■ Exercise instructions ■
Below is a block of records; repeat each one exactly.

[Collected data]
****************
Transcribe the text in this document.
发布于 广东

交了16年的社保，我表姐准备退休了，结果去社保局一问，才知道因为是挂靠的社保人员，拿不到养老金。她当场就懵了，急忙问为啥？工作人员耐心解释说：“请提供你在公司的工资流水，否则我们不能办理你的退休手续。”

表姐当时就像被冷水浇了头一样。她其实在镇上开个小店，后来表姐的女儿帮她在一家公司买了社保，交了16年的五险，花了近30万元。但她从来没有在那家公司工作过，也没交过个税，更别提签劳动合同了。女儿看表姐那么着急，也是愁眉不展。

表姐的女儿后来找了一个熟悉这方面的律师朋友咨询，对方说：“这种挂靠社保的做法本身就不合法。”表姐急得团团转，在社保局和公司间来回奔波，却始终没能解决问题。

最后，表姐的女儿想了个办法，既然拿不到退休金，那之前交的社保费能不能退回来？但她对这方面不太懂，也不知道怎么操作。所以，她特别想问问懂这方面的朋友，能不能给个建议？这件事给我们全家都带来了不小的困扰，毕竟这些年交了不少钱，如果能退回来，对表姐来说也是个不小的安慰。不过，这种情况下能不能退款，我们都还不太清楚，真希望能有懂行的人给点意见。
****************
■ Task solution ■
Transcribe the text in this document.
发布于 广东

交了16年的社保，我表姐准备退休了，结果去社保局一问，才知道因为是挂靠的社保人员，拿不到养老金。她当场就懵了，急忙问为啥？工作人员耐心解释说：“请提供你在公司的工资流水，否则我们不能办理你的退休手续。”

表姐当时就像被冷水浇了头一样。她其实在镇上开个小店，后来表姐的女儿帮她在一家公司买了社保，交了16年的五险，花了近30万元。但她从来没有在那家公司工作过，也没交过个税，更别提签劳动合同了。女儿看表姐那么着急，也是愁眉不展。

表姐的女儿后来找了一个熟悉这方面的律师朋友咨询，对方说：“这种挂靠社保的做法本身就不合法。”表姐急得团团转，在社保局和公司间来回奔波，却始终没能解决问题。

最后，表姐的女儿想了个办法，既然拿不到退休金，那之前交的社保费能不能退回来？但她对这方面不太懂，也不知道怎么操作。所以，她特别想问问懂这方面的朋友，能不能给个建议？这件事给我们全家都带来了不小的困扰，毕竟这些年交了不少钱，如果能退回来，对表姐来说也是个不小的安慰。不过，这种情况下能不能退款，我们都还不太清楚，真希望能有懂行的人给点意见。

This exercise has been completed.